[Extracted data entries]

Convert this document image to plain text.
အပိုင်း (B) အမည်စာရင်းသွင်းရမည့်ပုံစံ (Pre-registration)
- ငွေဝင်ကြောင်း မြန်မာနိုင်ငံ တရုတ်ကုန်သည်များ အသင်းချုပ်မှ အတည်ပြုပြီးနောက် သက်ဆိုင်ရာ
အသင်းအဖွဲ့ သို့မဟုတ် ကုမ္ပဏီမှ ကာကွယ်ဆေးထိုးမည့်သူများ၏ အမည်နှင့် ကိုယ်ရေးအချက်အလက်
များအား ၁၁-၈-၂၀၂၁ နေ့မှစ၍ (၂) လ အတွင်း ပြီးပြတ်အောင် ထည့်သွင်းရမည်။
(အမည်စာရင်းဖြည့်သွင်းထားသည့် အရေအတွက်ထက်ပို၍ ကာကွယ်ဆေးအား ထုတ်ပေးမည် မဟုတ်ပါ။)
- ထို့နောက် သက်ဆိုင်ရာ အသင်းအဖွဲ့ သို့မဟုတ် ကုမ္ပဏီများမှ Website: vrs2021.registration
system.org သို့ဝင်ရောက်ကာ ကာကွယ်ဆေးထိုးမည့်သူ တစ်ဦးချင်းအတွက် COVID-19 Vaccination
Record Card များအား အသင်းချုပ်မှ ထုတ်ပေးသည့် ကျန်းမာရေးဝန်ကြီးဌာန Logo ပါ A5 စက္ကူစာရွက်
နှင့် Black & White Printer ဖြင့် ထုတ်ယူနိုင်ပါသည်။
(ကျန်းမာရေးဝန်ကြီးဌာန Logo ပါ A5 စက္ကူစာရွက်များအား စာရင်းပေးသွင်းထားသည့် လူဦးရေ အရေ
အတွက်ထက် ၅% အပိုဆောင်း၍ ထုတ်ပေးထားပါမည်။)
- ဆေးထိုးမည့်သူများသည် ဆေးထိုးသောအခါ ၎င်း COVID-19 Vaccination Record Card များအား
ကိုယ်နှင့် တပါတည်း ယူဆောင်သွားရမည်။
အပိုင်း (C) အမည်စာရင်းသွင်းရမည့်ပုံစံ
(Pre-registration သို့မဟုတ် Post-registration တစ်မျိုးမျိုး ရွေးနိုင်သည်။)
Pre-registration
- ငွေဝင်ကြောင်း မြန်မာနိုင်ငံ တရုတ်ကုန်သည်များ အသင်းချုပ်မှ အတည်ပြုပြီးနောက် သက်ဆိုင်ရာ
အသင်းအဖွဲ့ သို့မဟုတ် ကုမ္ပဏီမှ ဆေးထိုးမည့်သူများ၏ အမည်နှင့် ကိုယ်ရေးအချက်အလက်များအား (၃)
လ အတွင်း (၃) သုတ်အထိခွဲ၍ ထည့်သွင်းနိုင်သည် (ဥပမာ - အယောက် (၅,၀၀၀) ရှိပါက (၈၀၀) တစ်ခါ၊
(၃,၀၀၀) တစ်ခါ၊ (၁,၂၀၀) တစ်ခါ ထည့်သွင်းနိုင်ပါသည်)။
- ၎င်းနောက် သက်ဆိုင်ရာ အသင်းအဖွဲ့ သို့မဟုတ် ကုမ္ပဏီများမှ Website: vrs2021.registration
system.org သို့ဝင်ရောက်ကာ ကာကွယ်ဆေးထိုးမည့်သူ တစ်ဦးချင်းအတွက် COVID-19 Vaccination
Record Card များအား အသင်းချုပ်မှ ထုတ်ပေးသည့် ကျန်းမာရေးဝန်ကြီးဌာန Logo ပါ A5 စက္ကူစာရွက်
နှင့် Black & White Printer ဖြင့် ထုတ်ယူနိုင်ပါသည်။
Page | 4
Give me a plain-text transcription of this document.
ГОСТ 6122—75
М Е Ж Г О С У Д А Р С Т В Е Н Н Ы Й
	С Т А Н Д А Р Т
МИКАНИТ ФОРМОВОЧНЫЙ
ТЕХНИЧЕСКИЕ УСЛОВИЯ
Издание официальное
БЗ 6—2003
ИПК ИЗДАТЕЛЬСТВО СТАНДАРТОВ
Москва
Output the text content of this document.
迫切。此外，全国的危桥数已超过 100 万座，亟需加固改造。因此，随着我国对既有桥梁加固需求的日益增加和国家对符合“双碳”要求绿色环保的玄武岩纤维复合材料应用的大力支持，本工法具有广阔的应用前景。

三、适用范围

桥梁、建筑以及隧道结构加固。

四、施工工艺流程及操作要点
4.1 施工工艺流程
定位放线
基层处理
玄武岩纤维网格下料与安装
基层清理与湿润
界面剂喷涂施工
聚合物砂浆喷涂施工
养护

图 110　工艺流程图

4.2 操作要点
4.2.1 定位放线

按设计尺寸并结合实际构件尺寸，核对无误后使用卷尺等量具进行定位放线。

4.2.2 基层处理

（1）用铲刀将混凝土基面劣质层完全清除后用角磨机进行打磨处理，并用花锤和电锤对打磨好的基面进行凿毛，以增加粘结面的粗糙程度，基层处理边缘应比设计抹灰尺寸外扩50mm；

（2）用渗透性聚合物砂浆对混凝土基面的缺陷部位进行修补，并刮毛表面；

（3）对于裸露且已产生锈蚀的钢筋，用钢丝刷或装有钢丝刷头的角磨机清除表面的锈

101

▶ **SET PROBLEM**:
Faithfully reproduce all of the records, character for character.

▶ **EXPECTED ANSWER**:
Convert this document image to plain text.
အပိုင်း (B) အမည်စာရင်းသွင်းရမည့်ပုံစံ (Pre-registration)
- ငွေဝင်ကြောင်း မြန်မာနိုင်ငံ တရုတ်ကုန်သည်များ အသင်းချုပ်မှ အတည်ပြုပြီးနောက် သက်ဆိုင်ရာ
အသင်းအဖွဲ့ သို့မဟုတ် ကုမ္ပဏီမှ ကာကွယ်ဆေးထိုးမည့်သူများ၏ အမည်နှင့် ကိုယ်ရေးအချက်အလက်
များအား ၁၁-၈-၂၀၂၁ နေ့မှစ၍ (၂) လ အတွင်း ပြီးပြတ်အောင် ထည့်သွင်းရမည်။
(အမည်စာရင်းဖြည့်သွင်းထားသည့် အရေအတွက်ထက်ပို၍ ကာကွယ်ဆေးအား ထုတ်ပေးမည် မဟုတ်ပါ။)
- ထို့နောက် သက်ဆိုင်ရာ အသင်းအဖွဲ့ သို့မဟုတ် ကုမ္ပဏီများမှ Website: vrs2021.registration
system.org သို့ဝင်ရောက်ကာ ကာကွယ်ဆေးထိုးမည့်သူ တစ်ဦးချင်းအတွက် COVID-19 Vaccination
Record Card များအား အသင်းချုပ်မှ ထုတ်ပေးသည့် ကျန်းမာရေးဝန်ကြီးဌာန Logo ပါ A5 စက္ကူစာရွက်
နှင့် Black & White Printer ဖြင့် ထုတ်ယူနိုင်ပါသည်။
(ကျန်းမာရေးဝန်ကြီးဌာန Logo ပါ A5 စက္ကူစာရွက်များအား စာရင်းပေးသွင်းထားသည့် လူဦးရေ အရေ
အတွက်ထက် ၅% အပိုဆောင်း၍ ထုတ်ပေးထားပါမည်။)
- ဆေးထိုးမည့်သူများသည် ဆေးထိုးသောအခါ ၎င်း COVID-19 Vaccination Record Card များအား
ကိုယ်နှင့် တပါတည်း ယူဆောင်သွားရမည်။
အပိုင်း (C) အမည်စာရင်းသွင်းရမည့်ပုံစံ
(Pre-registration သို့မဟုတ် Post-registration တစ်မျိုးမျိုး ရွေးနိုင်သည်။)
Pre-registration
- ငွေဝင်ကြောင်း မြန်မာနိုင်ငံ တရုတ်ကုန်သည်များ အသင်းချုပ်မှ အတည်ပြုပြီးနောက် သက်ဆိုင်ရာ
အသင်းအဖွဲ့ သို့မဟုတ် ကုမ္ပဏီမှ ဆေးထိုးမည့်သူများ၏ အမည်နှင့် ကိုယ်ရေးအချက်အလက်များအား (၃)
လ အတွင်း (၃) သုတ်အထိခွဲ၍ ထည့်သွင်းနိုင်သည် (ဥပမာ - အယောက် (၅,၀၀၀) ရှိပါက (၈၀၀) တစ်ခါ၊
(၃,၀၀၀) တစ်ခါ၊ (၁,၂၀၀) တစ်ခါ ထည့်သွင်းနိုင်ပါသည်)။
- ၎င်းနောက် သက်ဆိုင်ရာ အသင်းအဖွဲ့ သို့မဟုတ် ကုမ္ပဏီများမှ Website: vrs2021.registration
system.org သို့ဝင်ရောက်ကာ ကာကွယ်ဆေးထိုးမည့်သူ တစ်ဦးချင်းအတွက် COVID-19 Vaccination
Record Card များအား အသင်းချုပ်မှ ထုတ်ပေးသည့် ကျန်းမာရေးဝန်ကြီးဌာန Logo ပါ A5 စက္ကူစာရွက်
နှင့် Black & White Printer ဖြင့် ထုတ်ယူနိုင်ပါသည်။
Page | 4
Give me a plain-text transcription of this document.
ГОСТ 6122—75
М Е Ж Г О С У Д А Р С Т В Е Н Н Ы Й
	С Т А Н Д А Р Т
МИКАНИТ ФОРМОВОЧНЫЙ
ТЕХНИЧЕСКИЕ УСЛОВИЯ
Издание официальное
БЗ 6—2003
ИПК ИЗДАТЕЛЬСТВО СТАНДАРТОВ
Москва
Output the text content of this document.
迫切。此外，全国的危桥数已超过 100 万座，亟需加固改造。因此，随着我国对既有桥梁加固需求的日益增加和国家对符合“双碳”要求绿色环保的玄武岩纤维复合材料应用的大力支持，本工法具有广阔的应用前景。

三、适用范围

桥梁、建筑以及隧道结构加固。

四、施工工艺流程及操作要点
4.1 施工工艺流程
定位放线
基层处理
玄武岩纤维网格下料与安装
基层清理与湿润
界面剂喷涂施工
聚合物砂浆喷涂施工
养护

图 110　工艺流程图

4.2 操作要点
4.2.1 定位放线

按设计尺寸并结合实际构件尺寸，核对无误后使用卷尺等量具进行定位放线。

4.2.2 基层处理

（1）用铲刀将混凝土基面劣质层完全清除后用角磨机进行打磨处理，并用花锤和电锤对打磨好的基面进行凿毛，以增加粘结面的粗糙程度，基层处理边缘应比设计抹灰尺寸外扩50mm；

（2）用渗透性聚合物砂浆对混凝土基面的缺陷部位进行修补，并刮毛表面；

（3）对于裸露且已产生锈蚀的钢筋，用钢丝刷或装有钢丝刷头的角磨机清除表面的锈

101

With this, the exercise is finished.